What this task involves> Read the records below. Copy each line where the string "Cart" occurs.

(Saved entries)
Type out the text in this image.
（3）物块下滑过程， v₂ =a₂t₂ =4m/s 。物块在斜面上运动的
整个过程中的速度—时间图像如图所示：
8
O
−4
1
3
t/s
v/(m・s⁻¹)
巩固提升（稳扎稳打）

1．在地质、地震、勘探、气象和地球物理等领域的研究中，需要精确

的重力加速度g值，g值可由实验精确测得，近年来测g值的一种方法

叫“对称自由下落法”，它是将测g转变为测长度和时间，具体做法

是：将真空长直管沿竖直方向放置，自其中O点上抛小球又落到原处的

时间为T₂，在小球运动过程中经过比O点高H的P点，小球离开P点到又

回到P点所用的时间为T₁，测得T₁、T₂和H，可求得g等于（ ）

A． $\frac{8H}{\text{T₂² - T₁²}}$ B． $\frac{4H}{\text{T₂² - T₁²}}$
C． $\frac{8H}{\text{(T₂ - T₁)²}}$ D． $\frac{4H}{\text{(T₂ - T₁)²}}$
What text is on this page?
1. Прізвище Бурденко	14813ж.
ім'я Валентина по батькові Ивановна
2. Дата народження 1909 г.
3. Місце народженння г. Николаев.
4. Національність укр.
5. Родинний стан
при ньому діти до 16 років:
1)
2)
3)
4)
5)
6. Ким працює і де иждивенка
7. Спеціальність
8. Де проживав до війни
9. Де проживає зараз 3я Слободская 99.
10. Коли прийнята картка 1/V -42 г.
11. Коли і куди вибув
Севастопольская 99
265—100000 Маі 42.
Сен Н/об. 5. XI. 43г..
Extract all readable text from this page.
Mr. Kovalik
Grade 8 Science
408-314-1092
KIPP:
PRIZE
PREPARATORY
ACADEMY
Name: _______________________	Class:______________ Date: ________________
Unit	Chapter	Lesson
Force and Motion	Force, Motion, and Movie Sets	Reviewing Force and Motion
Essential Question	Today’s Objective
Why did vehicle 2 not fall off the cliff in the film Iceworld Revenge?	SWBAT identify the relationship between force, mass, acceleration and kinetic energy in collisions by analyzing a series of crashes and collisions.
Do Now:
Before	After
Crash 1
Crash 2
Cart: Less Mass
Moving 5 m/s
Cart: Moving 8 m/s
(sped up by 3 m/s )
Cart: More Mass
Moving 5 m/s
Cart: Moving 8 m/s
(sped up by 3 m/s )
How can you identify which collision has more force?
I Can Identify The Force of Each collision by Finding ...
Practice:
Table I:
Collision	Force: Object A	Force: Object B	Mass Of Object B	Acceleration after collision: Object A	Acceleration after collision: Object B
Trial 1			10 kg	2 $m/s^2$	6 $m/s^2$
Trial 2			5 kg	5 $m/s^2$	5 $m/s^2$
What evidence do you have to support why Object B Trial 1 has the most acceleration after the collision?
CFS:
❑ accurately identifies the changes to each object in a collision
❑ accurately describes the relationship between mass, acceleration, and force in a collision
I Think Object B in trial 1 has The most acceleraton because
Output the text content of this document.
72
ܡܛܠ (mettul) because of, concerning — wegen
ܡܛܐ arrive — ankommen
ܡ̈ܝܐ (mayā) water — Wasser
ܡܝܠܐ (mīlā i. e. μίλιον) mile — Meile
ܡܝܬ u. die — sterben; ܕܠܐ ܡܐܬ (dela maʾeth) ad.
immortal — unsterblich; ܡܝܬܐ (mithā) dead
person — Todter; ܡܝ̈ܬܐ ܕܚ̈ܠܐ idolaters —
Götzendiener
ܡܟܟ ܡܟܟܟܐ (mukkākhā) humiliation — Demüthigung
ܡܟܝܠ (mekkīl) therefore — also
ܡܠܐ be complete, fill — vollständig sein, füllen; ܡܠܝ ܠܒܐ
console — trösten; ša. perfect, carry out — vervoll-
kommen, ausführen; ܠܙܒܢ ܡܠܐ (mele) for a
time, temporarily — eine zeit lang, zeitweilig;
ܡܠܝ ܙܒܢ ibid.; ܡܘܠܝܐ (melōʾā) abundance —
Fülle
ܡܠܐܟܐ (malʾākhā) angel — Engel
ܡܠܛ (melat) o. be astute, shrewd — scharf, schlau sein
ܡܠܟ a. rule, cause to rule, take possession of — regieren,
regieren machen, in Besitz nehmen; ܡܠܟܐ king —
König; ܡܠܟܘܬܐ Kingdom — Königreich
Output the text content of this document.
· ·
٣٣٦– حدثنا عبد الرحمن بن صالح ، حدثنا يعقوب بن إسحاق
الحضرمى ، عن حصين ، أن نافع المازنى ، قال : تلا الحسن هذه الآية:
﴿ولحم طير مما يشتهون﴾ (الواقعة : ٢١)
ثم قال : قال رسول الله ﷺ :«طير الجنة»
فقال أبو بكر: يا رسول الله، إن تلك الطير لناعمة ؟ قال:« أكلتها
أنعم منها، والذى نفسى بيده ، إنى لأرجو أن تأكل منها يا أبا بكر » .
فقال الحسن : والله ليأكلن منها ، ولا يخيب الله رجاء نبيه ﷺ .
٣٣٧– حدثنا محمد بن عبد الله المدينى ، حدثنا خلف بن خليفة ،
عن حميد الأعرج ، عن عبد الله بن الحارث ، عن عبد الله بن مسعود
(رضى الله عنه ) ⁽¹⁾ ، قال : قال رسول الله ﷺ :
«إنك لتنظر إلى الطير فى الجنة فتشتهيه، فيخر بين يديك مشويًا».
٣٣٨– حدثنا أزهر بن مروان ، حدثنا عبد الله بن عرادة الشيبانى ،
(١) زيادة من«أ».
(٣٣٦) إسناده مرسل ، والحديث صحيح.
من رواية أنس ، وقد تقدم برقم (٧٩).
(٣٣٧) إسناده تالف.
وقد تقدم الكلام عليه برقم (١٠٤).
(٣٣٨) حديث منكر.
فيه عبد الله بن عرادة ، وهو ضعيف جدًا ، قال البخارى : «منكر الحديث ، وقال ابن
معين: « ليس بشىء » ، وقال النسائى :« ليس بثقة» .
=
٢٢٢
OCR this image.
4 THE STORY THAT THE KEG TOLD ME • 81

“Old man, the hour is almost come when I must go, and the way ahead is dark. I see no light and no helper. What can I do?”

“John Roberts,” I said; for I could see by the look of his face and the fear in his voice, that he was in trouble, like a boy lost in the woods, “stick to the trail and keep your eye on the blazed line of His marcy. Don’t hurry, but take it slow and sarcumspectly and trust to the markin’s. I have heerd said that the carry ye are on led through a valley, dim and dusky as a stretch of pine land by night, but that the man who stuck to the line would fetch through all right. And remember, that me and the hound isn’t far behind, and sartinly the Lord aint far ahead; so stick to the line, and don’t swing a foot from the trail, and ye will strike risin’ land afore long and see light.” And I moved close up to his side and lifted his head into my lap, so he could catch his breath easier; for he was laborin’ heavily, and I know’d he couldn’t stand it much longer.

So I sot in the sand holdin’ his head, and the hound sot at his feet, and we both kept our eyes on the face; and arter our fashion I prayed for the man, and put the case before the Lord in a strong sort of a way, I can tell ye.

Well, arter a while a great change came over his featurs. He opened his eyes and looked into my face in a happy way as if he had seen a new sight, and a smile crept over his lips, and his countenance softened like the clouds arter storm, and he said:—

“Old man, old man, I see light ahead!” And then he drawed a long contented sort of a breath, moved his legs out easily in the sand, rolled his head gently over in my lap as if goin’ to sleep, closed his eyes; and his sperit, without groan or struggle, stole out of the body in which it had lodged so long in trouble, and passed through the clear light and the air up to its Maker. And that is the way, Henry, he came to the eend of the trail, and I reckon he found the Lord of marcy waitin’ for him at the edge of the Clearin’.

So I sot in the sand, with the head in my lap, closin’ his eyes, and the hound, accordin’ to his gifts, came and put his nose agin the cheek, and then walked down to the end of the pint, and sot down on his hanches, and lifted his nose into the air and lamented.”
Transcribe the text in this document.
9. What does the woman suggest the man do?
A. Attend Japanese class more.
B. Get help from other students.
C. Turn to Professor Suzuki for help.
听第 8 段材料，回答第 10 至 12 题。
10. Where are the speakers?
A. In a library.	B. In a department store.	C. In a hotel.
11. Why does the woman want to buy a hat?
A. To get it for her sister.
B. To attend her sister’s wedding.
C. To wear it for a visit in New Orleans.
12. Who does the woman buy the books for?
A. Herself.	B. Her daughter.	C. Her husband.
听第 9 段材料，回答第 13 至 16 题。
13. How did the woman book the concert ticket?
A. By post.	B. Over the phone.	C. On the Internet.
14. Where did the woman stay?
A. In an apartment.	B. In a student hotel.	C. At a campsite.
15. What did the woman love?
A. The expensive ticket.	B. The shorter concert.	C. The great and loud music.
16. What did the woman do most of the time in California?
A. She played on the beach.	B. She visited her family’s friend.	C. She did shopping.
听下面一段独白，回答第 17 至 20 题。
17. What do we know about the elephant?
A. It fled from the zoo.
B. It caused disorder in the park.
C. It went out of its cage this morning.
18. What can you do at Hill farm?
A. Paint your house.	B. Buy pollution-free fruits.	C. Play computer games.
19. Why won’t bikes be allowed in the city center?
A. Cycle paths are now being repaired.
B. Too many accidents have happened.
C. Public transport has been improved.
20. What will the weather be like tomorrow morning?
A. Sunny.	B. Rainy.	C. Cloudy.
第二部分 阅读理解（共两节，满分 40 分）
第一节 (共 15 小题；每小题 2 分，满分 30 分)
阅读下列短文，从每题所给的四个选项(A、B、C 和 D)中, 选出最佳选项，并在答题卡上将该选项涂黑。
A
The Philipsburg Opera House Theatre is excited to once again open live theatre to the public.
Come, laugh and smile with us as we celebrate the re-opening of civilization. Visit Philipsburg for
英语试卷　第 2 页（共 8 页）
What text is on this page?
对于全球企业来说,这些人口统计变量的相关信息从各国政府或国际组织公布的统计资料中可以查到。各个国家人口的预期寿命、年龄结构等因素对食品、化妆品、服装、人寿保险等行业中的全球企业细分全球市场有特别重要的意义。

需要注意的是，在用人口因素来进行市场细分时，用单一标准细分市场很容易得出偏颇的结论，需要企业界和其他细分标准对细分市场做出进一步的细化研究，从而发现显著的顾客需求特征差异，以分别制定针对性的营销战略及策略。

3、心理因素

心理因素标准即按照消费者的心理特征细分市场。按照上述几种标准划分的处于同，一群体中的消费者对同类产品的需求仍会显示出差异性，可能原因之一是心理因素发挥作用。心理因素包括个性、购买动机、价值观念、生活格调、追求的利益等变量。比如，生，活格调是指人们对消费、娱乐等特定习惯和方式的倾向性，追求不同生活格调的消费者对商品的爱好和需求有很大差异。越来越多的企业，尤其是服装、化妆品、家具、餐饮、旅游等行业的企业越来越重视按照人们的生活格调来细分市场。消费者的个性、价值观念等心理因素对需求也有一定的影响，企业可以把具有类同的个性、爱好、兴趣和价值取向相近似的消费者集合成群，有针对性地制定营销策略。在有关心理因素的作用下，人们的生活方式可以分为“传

Task result>
Cart: Less Mass
Cart: Moving 8 m/s
Cart: More Mass
Cart: Moving 8 m/s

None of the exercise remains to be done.